_Data supplied_:
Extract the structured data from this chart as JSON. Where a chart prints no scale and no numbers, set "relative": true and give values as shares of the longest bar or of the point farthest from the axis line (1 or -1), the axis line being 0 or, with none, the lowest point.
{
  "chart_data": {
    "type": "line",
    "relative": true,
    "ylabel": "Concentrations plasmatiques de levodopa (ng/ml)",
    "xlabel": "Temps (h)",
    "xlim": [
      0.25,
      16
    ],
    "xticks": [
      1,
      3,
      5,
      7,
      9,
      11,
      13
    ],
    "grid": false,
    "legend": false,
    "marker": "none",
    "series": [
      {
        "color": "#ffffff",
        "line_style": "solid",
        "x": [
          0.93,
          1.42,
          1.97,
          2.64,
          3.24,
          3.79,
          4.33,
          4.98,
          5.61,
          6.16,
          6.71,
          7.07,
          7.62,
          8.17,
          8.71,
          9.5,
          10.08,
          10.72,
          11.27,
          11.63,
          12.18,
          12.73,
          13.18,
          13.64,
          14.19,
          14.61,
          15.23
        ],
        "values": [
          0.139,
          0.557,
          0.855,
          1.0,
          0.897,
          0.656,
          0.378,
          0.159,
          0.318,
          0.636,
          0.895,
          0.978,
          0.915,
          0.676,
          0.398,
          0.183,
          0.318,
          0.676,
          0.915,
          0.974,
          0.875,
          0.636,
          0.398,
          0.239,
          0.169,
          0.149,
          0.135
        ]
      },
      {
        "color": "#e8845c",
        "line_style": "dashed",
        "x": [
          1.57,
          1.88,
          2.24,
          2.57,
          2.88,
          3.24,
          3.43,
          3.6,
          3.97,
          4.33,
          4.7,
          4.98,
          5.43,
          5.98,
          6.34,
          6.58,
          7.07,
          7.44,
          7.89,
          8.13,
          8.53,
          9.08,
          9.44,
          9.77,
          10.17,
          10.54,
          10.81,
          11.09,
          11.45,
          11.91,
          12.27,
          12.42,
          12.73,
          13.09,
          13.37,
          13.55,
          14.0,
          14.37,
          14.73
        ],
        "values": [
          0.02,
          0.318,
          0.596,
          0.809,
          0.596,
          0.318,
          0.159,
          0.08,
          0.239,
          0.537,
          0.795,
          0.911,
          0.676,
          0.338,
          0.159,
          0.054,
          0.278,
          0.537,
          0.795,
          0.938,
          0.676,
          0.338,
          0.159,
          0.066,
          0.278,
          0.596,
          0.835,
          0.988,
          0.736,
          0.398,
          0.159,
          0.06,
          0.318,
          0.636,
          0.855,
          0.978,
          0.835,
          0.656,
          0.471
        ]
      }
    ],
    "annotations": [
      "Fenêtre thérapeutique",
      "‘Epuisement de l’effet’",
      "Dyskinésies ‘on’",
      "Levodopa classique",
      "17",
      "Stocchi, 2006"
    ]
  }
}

_What is expected_:
Retype the listing above in full, with no alterations.

_Correct result_:
Extract the structured data from this chart as JSON. Where a chart prints no scale and no numbers, set "relative": true and give values as shares of the longest bar or of the point farthest from the axis line (1 or -1), the axis line being 0 or, with none, the lowest point.
{
  "chart_data": {
    "type": "line",
    "relative": true,
    "ylabel": "Concentrations plasmatiques de levodopa (ng/ml)",
    "xlabel": "Temps (h)",
    "xlim": [
      0.25,
      16
    ],
    "xticks": [
      1,
      3,
      5,
      7,
      9,
      11,
      13
    ],
    "grid": false,
    "legend": false,
    "marker": "none",
    "series": [
      {
        "color": "#ffffff",
        "line_style": "solid",
        "x": [
          0.93,
          1.42,
          1.97,
          2.64,
          3.24,
          3.79,
          4.33,
          4.98,
          5.61,
          6.16,
          6.71,
          7.07,
          7.62,
          8.17,
          8.71,
          9.5,
          10.08,
          10.72,
          11.27,
          11.63,
          12.18,
          12.73,
          13.18,
          13.64,
          14.19,
          14.61,
          15.23
        ],
        "values": [
          0.139,
          0.557,
          0.855,
          1.0,
          0.897,
          0.656,
          0.378,
          0.159,
          0.318,
          0.636,
          0.895,
          0.978,
          0.915,
          0.676,
          0.398,
          0.183,
          0.318,
          0.676,
          0.915,
          0.974,
          0.875,
          0.636,
          0.398,
          0.239,
          0.169,
          0.149,
          0.135
        ]
      },
      {
        "color": "#e8845c",
        "line_style": "dashed",
        "x": [
          1.57,
          1.88,
          2.24,
          2.57,
          2.88,
          3.24,
          3.43,
          3.6,
          3.97,
          4.33,
          4.7,
          4.98,
          5.43,
          5.98,
          6.34,
          6.58,
          7.07,
          7.44,
          7.89,
          8.13,
          8.53,
          9.08,
          9.44,
          9.77,
          10.17,
          10.54,
          10.81,
          11.09,
          11.45,
          11.91,
          12.27,
          12.42,
          12.73,
          13.09,
          13.37,
          13.55,
          14.0,
          14.37,
          14.73
        ],
        "values": [
          0.02,
          0.318,
          0.596,
          0.809,
          0.596,
          0.318,
          0.159,
          0.08,
          0.239,
          0.537,
          0.795,
          0.911,
          0.676,
          0.338,
          0.159,
          0.054,
          0.278,
          0.537,
          0.795,
          0.938,
          0.676,
          0.338,
          0.159,
          0.066,
          0.278,
          0.596,
          0.835,
          0.988,
          0.736,
          0.398,
          0.159,
          0.06,
          0.318,
          0.636,
          0.855,
          0.978,
          0.835,
          0.656,
          0.471
        ]
      }
    ],
    "annotations": [
      "Fenêtre thérapeutique",
      "‘Epuisement de l’effet’",
      "Dyskinésies ‘on’",
      "Levodopa classique",
      "17",
      "Stocchi, 2006"
    ]
  }
}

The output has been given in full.